== What you are asked to do ==
Locate each line in the records containing "this". Copy it.

== Extracted data ==
----------------

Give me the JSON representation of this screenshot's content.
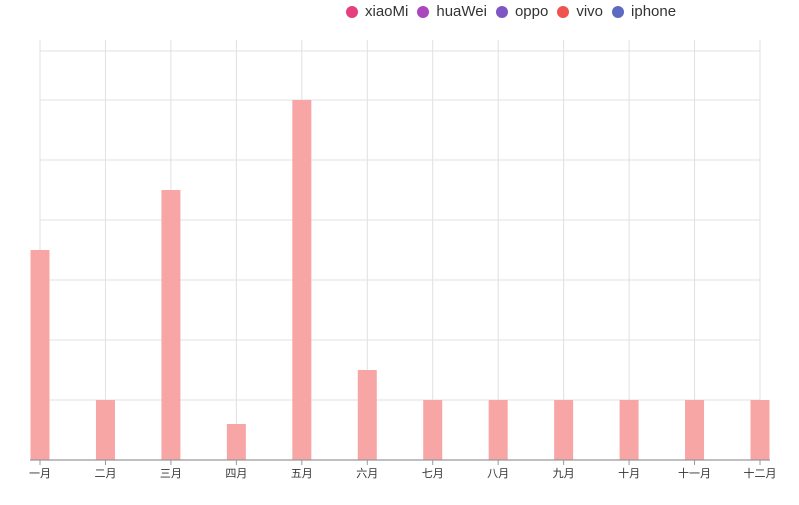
{
  "chart_data": {
    "type": "bar",
    "categories": [
      "一月",
      "二月",
      "三月",
      "四月",
      "五月",
      "六月",
      "七月",
      "八月",
      "九月",
      "十月",
      "十一月",
      "十二月"
    ],
    "series": [
      {
        "name": "xiaoMi",
        "values": [
          35,
          10,
          45,
          6,
          60,
          15,
          10,
          10,
          10,
          10,
          10,
          10
        ],
        "color": "#f8a5a5"
      }
    ],
    "legend": [
      {
        "name": "xiaoMi",
        "color": "#e53f7d"
      },
      {
        "name": "huaWei",
        "color": "#ab47bc"
      },
      {
        "name": "oppo",
        "color": "#7e57c2"
      },
      {
        "name": "vivo",
        "color": "#ef5350"
      },
      {
        "name": "iphone",
        "color": "#5c6bc0"
      }
    ],
    "ylim": [
      0,
      70
    ],
    "grid": true,
    "legend_position": "top-right",
    "bar_color": "#f8a5a5",
    "grid_color": "#e0e0e0",
    "axis_color": "#999999"
  }
}
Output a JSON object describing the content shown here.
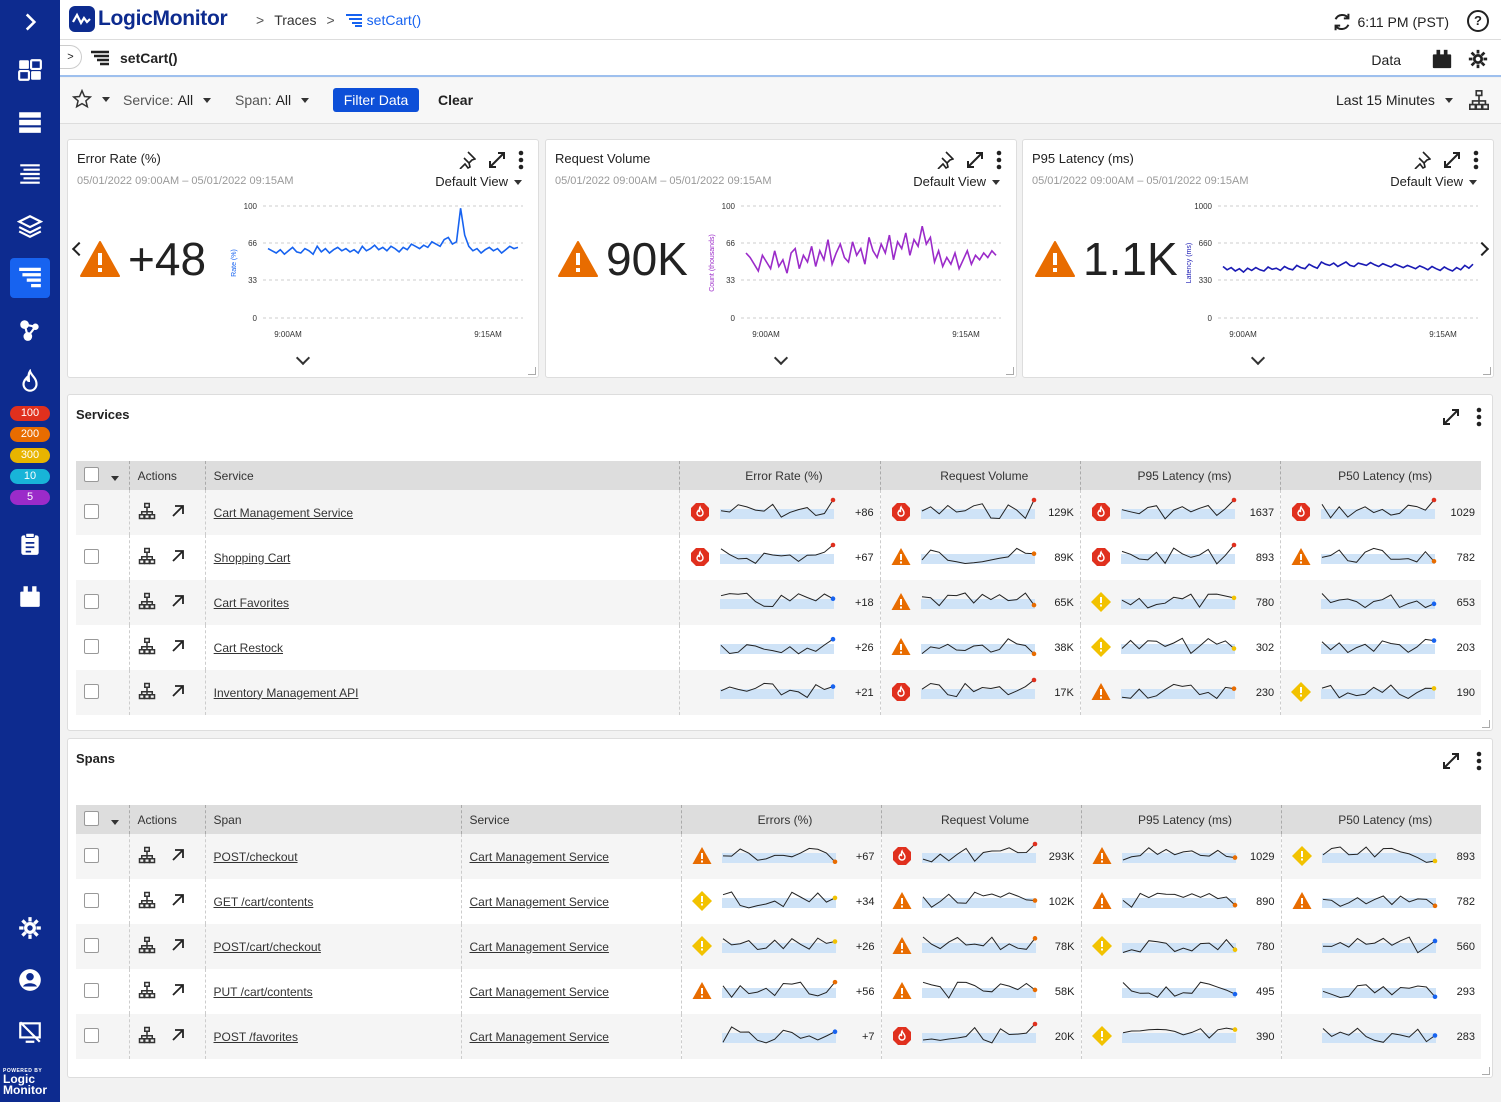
{
  "app": {
    "brand": "LogicMonitor",
    "breadcrumb": [
      "Traces",
      "setCart()"
    ],
    "time": "6:11 PM (PST)",
    "help": "?"
  },
  "sidebar": {
    "badges": [
      "100",
      "200",
      "300",
      "10",
      "5"
    ],
    "badge_colors": [
      "#e0301e",
      "#e86c00",
      "#e8b400",
      "#18b4d8",
      "#9b2bc9"
    ],
    "powered": "POWERED BY",
    "powered_brand": "Logic Monitor"
  },
  "title_bar": {
    "title": "setCart()",
    "data_label": "Data"
  },
  "filters": {
    "service_label": "Service:",
    "service_value": "All",
    "span_label": "Span:",
    "span_value": "All",
    "filter_btn": "Filter Data",
    "clear_btn": "Clear",
    "range": "Last 15 Minutes"
  },
  "widgets": [
    {
      "title": "Error Rate (%)",
      "dates": "05/01/2022 09:00AM – 05/01/2022 09:15AM",
      "view": "Default View",
      "value": "+48",
      "color": "#1763f0",
      "ylabel": "Rate (%)",
      "yticks": [
        "100",
        "66",
        "33",
        "0"
      ],
      "xticks": [
        "9:00AM",
        "9:15AM"
      ],
      "series": [
        62,
        60,
        58,
        61,
        57,
        60,
        63,
        59,
        58,
        62,
        60,
        57,
        64,
        59,
        62,
        58,
        61,
        63,
        60,
        62,
        59,
        61,
        58,
        64,
        60,
        62,
        65,
        61,
        63,
        60,
        64,
        62,
        59,
        63,
        61,
        66,
        64,
        62,
        65,
        63,
        68,
        66,
        64,
        70,
        72,
        66,
        68,
        98,
        74,
        64,
        60,
        62,
        58,
        61,
        63,
        60,
        62,
        58,
        61,
        64,
        62,
        63
      ]
    },
    {
      "title": "Request Volume",
      "dates": "05/01/2022 09:00AM – 05/01/2022 09:15AM",
      "view": "Default View",
      "value": "90K",
      "color": "#9b2bc9",
      "ylabel": "Count (thousands)",
      "yticks": [
        "100",
        "66",
        "33",
        "0"
      ],
      "xticks": [
        "9:00AM",
        "9:15AM"
      ],
      "series": [
        58,
        54,
        48,
        42,
        56,
        50,
        44,
        60,
        46,
        52,
        40,
        58,
        62,
        44,
        56,
        50,
        64,
        46,
        60,
        52,
        70,
        48,
        58,
        66,
        54,
        50,
        68,
        56,
        62,
        48,
        72,
        60,
        54,
        66,
        58,
        74,
        52,
        68,
        62,
        76,
        56,
        70,
        64,
        82,
        66,
        72,
        50,
        60,
        46,
        54,
        48,
        58,
        44,
        52,
        60,
        48,
        56,
        52,
        58,
        54,
        60,
        56
      ]
    },
    {
      "title": "P95 Latency (ms)",
      "dates": "05/01/2022 09:00AM – 05/01/2022 09:15AM",
      "view": "Default View",
      "value": "1.1K",
      "color": "#1a1ab4",
      "ylabel": "Latency (ms)",
      "yticks": [
        "1000",
        "660",
        "330",
        "0"
      ],
      "xticks": [
        "9:00AM",
        "9:15AM"
      ],
      "series": [
        460,
        430,
        450,
        420,
        440,
        410,
        445,
        425,
        450,
        430,
        420,
        455,
        435,
        445,
        425,
        460,
        440,
        430,
        470,
        450,
        440,
        480,
        460,
        445,
        500,
        480,
        470,
        490,
        460,
        480,
        500,
        470,
        460,
        490,
        480,
        470,
        495,
        475,
        460,
        485,
        470,
        455,
        480,
        465,
        450,
        470,
        455,
        440,
        465,
        450,
        430,
        460,
        440,
        425,
        455,
        435,
        420,
        450,
        430,
        470,
        445,
        480
      ]
    }
  ],
  "services": {
    "title": "Services",
    "headers": [
      "Actions",
      "Service",
      "Error Rate (%)",
      "Request Volume",
      "P95 Latency (ms)",
      "P50 Latency (ms)"
    ],
    "rows": [
      {
        "name": "Cart Management Service",
        "metrics": [
          {
            "status": "critical",
            "value": "+86"
          },
          {
            "status": "critical",
            "value": "129K"
          },
          {
            "status": "critical",
            "value": "1637"
          },
          {
            "status": "critical",
            "value": "1029"
          }
        ]
      },
      {
        "name": "Shopping Cart",
        "metrics": [
          {
            "status": "critical",
            "value": "+67"
          },
          {
            "status": "error",
            "value": "89K"
          },
          {
            "status": "critical",
            "value": "893"
          },
          {
            "status": "error",
            "value": "782"
          }
        ]
      },
      {
        "name": "Cart Favorites",
        "metrics": [
          {
            "status": "none",
            "value": "+18"
          },
          {
            "status": "error",
            "value": "65K"
          },
          {
            "status": "warning",
            "value": "780"
          },
          {
            "status": "none",
            "value": "653"
          }
        ]
      },
      {
        "name": "Cart Restock",
        "metrics": [
          {
            "status": "none",
            "value": "+26"
          },
          {
            "status": "error",
            "value": "38K"
          },
          {
            "status": "warning",
            "value": "302"
          },
          {
            "status": "none",
            "value": "203"
          }
        ]
      },
      {
        "name": "Inventory Management API",
        "metrics": [
          {
            "status": "none",
            "value": "+21"
          },
          {
            "status": "critical",
            "value": "17K"
          },
          {
            "status": "error",
            "value": "230"
          },
          {
            "status": "warning",
            "value": "190"
          }
        ]
      }
    ]
  },
  "spans": {
    "title": "Spans",
    "headers": [
      "Actions",
      "Span",
      "Service",
      "Errors (%)",
      "Request Volume",
      "P95 Latency (ms)",
      "P50 Latency (ms)"
    ],
    "rows": [
      {
        "name": "POST/checkout",
        "service": "Cart Management Service",
        "metrics": [
          {
            "status": "error",
            "value": "+67"
          },
          {
            "status": "critical",
            "value": "293K"
          },
          {
            "status": "error",
            "value": "1029"
          },
          {
            "status": "warning",
            "value": "893"
          }
        ]
      },
      {
        "name": "GET /cart/contents",
        "service": "Cart Management Service",
        "metrics": [
          {
            "status": "warning",
            "value": "+34"
          },
          {
            "status": "error",
            "value": "102K"
          },
          {
            "status": "error",
            "value": "890"
          },
          {
            "status": "error",
            "value": "782"
          }
        ]
      },
      {
        "name": "POST/cart/checkout",
        "service": "Cart Management Service",
        "metrics": [
          {
            "status": "warning",
            "value": "+26"
          },
          {
            "status": "error",
            "value": "78K"
          },
          {
            "status": "warning",
            "value": "780"
          },
          {
            "status": "none",
            "value": "560"
          }
        ]
      },
      {
        "name": "PUT /cart/contents",
        "service": "Cart Management Service",
        "metrics": [
          {
            "status": "error",
            "value": "+56"
          },
          {
            "status": "error",
            "value": "58K"
          },
          {
            "status": "none",
            "value": "495"
          },
          {
            "status": "none",
            "value": "293"
          }
        ]
      },
      {
        "name": "POST /favorites",
        "service": "Cart Management Service",
        "metrics": [
          {
            "status": "none",
            "value": "+7"
          },
          {
            "status": "critical",
            "value": "20K"
          },
          {
            "status": "warning",
            "value": "390"
          },
          {
            "status": "none",
            "value": "283"
          }
        ]
      }
    ]
  }
}
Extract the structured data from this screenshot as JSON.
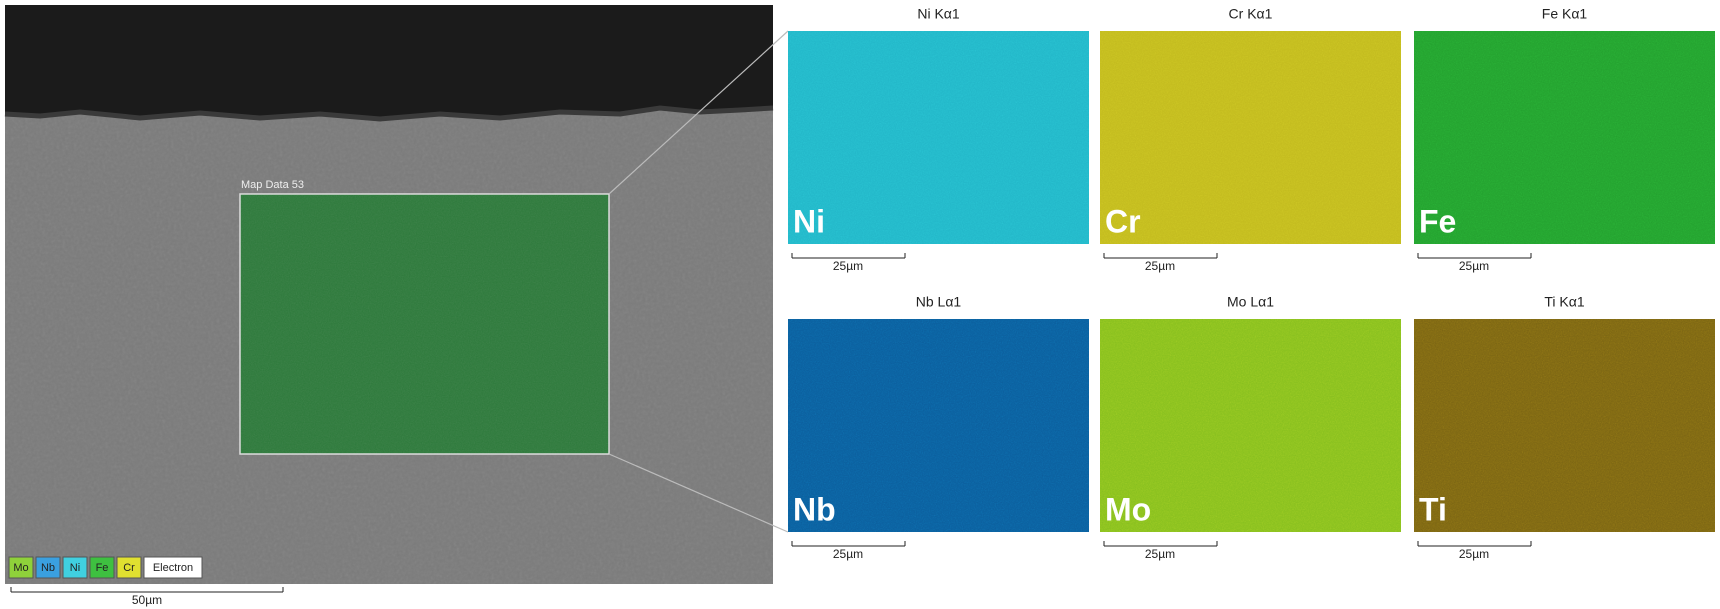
{
  "overview": {
    "map_label": "Map Data 53",
    "scale_label": "50µm",
    "legend": [
      "Mo",
      "Nb",
      "Ni",
      "Fe",
      "Cr",
      "Electron"
    ]
  },
  "maps": [
    {
      "title": "Ni Kα1",
      "symbol": "Ni",
      "scale_label": "25µm"
    },
    {
      "title": "Cr Kα1",
      "symbol": "Cr",
      "scale_label": "25µm"
    },
    {
      "title": "Fe Kα1",
      "symbol": "Fe",
      "scale_label": "25µm"
    },
    {
      "title": "Nb Lα1",
      "symbol": "Nb",
      "scale_label": "25µm"
    },
    {
      "title": "Mo Lα1",
      "symbol": "Mo",
      "scale_label": "25µm"
    },
    {
      "title": "Ti Kα1",
      "symbol": "Ti",
      "scale_label": "25µm"
    }
  ]
}
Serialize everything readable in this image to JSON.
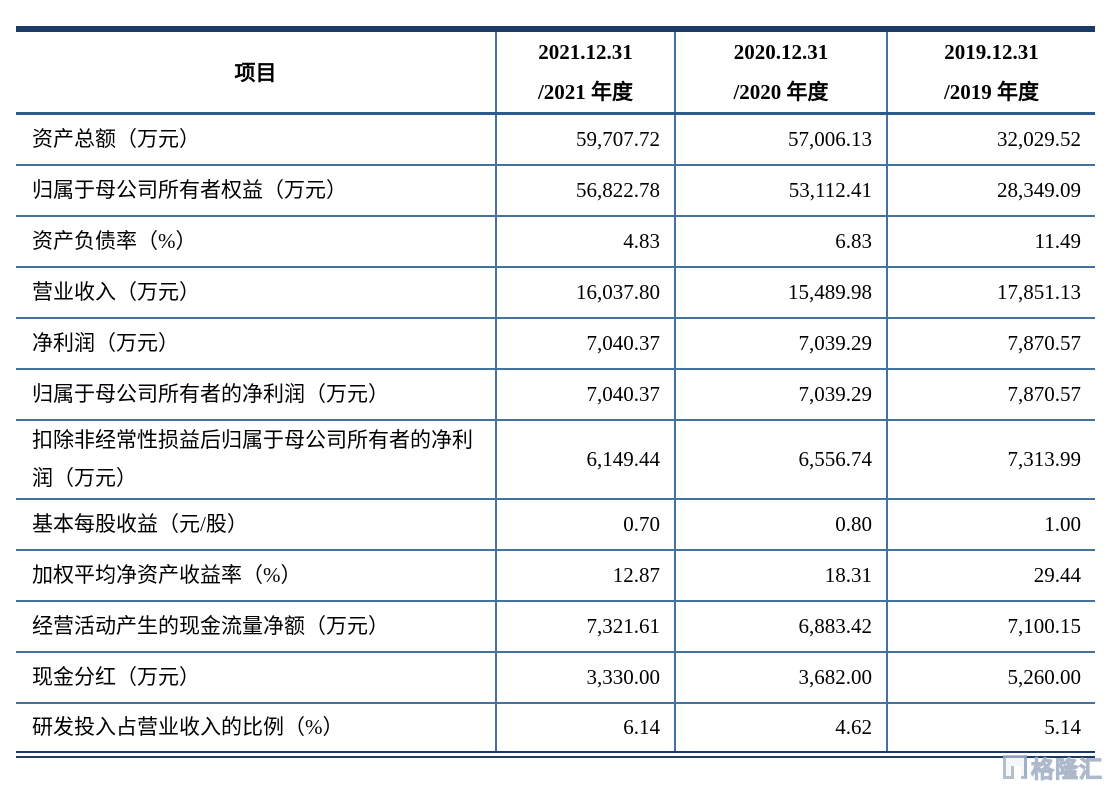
{
  "table": {
    "header": {
      "item_label": "项目",
      "periods": [
        {
          "line1": "2021.12.31",
          "line2": "/2021 年度"
        },
        {
          "line1": "2020.12.31",
          "line2": "/2020 年度"
        },
        {
          "line1": "2019.12.31",
          "line2": "/2019 年度"
        }
      ]
    },
    "rows": [
      {
        "label": "资产总额（万元）",
        "values": [
          "59,707.72",
          "57,006.13",
          "32,029.52"
        ]
      },
      {
        "label": "归属于母公司所有者权益（万元）",
        "values": [
          "56,822.78",
          "53,112.41",
          "28,349.09"
        ]
      },
      {
        "label": "资产负债率（%）",
        "values": [
          "4.83",
          "6.83",
          "11.49"
        ]
      },
      {
        "label": "营业收入（万元）",
        "values": [
          "16,037.80",
          "15,489.98",
          "17,851.13"
        ]
      },
      {
        "label": "净利润（万元）",
        "values": [
          "7,040.37",
          "7,039.29",
          "7,870.57"
        ]
      },
      {
        "label": "归属于母公司所有者的净利润（万元）",
        "values": [
          "7,040.37",
          "7,039.29",
          "7,870.57"
        ]
      },
      {
        "label": "扣除非经常性损益后归属于母公司所有者的净利润（万元）",
        "values": [
          "6,149.44",
          "6,556.74",
          "7,313.99"
        ],
        "tall": true
      },
      {
        "label": "基本每股收益（元/股）",
        "values": [
          "0.70",
          "0.80",
          "1.00"
        ]
      },
      {
        "label": "加权平均净资产收益率（%）",
        "values": [
          "12.87",
          "18.31",
          "29.44"
        ]
      },
      {
        "label": "经营活动产生的现金流量净额（万元）",
        "values": [
          "7,321.61",
          "6,883.42",
          "7,100.15"
        ]
      },
      {
        "label": "现金分红（万元）",
        "values": [
          "3,330.00",
          "3,682.00",
          "5,260.00"
        ]
      },
      {
        "label": "研发投入占营业收入的比例（%）",
        "values": [
          "6.14",
          "4.62",
          "5.14"
        ]
      }
    ]
  },
  "watermark": {
    "text": "格隆汇"
  },
  "colors": {
    "border_heavy": "#1b3a66",
    "grid_line": "#44719e",
    "text": "#000000",
    "watermark": "#aab4c5"
  }
}
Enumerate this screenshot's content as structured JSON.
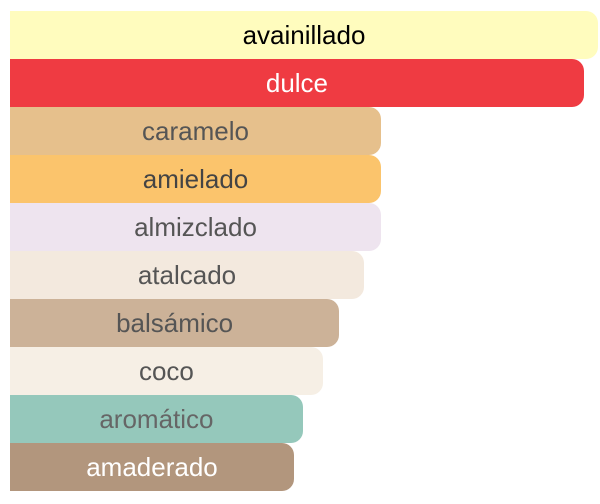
{
  "chart_data": {
    "type": "bar",
    "orientation": "horizontal",
    "xlim": [
      0,
      100
    ],
    "grid": false,
    "categories": [
      "avainillado",
      "dulce",
      "caramelo",
      "amielado",
      "almizclado",
      "atalcado",
      "balsámico",
      "coco",
      "aromático",
      "amaderado"
    ],
    "values": [
      100,
      97.6,
      63.1,
      63.1,
      63.1,
      60.2,
      56.0,
      53.2,
      49.8,
      48.3
    ],
    "colors": [
      "#fffcbe",
      "#ef3b42",
      "#e6c08c",
      "#fbc46c",
      "#eee4ef",
      "#f3e9de",
      "#ccb298",
      "#f6efe5",
      "#95c8bb",
      "#b2967d"
    ],
    "label_colors": [
      "#000000",
      "#ffffff",
      "#555555",
      "#444444",
      "#555555",
      "#555555",
      "#555555",
      "#555555",
      "#666666",
      "#ffffff"
    ]
  }
}
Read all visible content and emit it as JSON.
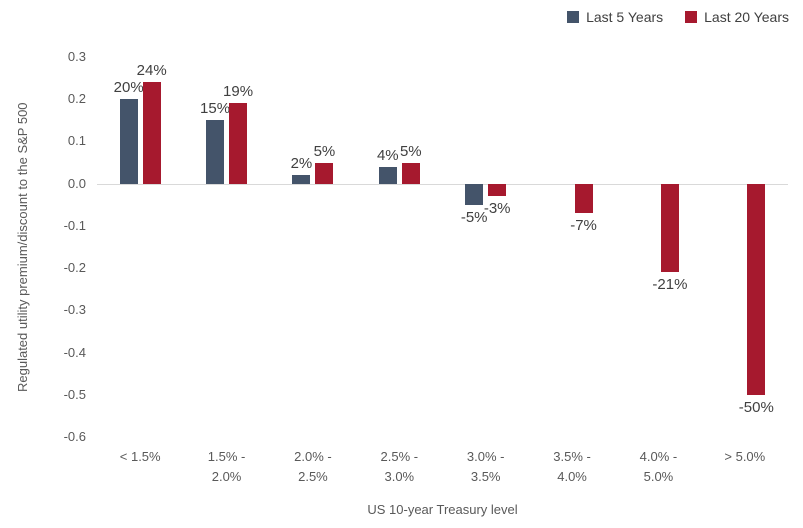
{
  "chart_data": {
    "type": "bar",
    "title": "",
    "xlabel": "US 10-year Treasury level",
    "ylabel": "Regulated utility premium/discount to the S&P 500",
    "categories": [
      "< 1.5%",
      "1.5% - 2.0%",
      "2.0% - 2.5%",
      "2.5% - 3.0%",
      "3.0% - 3.5%",
      "3.5% - 4.0%",
      "4.0% - 5.0%",
      "> 5.0%"
    ],
    "category_label_lines": [
      [
        "< 1.5%"
      ],
      [
        "1.5% -",
        "2.0%"
      ],
      [
        "2.0% -",
        "2.5%"
      ],
      [
        "2.5% -",
        "3.0%"
      ],
      [
        "3.0% -",
        "3.5%"
      ],
      [
        "3.5% -",
        "4.0%"
      ],
      [
        "4.0% -",
        "5.0%"
      ],
      [
        "> 5.0%"
      ]
    ],
    "series": [
      {
        "name": "Last 5 Years",
        "color": "#44546A",
        "values": [
          0.2,
          0.15,
          0.02,
          0.04,
          -0.05,
          null,
          null,
          null
        ],
        "labels": [
          "20%",
          "15%",
          "2%",
          "4%",
          "-5%",
          null,
          null,
          null
        ]
      },
      {
        "name": "Last 20 Years",
        "color": "#A6192E",
        "values": [
          0.24,
          0.19,
          0.05,
          0.05,
          -0.03,
          -0.07,
          -0.21,
          -0.5
        ],
        "labels": [
          "24%",
          "19%",
          "5%",
          "5%",
          "-3%",
          "-7%",
          "-21%",
          "-50%"
        ]
      }
    ],
    "ylim": [
      -0.6,
      0.3
    ],
    "yticks": [
      0.3,
      0.2,
      0.1,
      0.0,
      -0.1,
      -0.2,
      -0.3,
      -0.4,
      -0.5,
      -0.6
    ],
    "ytick_labels": [
      "0.3",
      "0.2",
      "0.1",
      "0.0",
      "-0.1",
      "-0.2",
      "-0.3",
      "-0.4",
      "-0.5",
      "-0.6"
    ],
    "grid": false,
    "legend_position": "top-right",
    "colors": {
      "background": "#FFFFFF",
      "axis_text": "#595959",
      "data_label_text": "#404040",
      "baseline": "#D9D9D9"
    }
  }
}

----------------

== Correct response ==
Give me the JSON representation of this screenshot's content.
Extract the structured data from this screenshot as JSON.
Serialize everything readable in this image to JSON.
Enumerate this screenshot's content as structured JSON.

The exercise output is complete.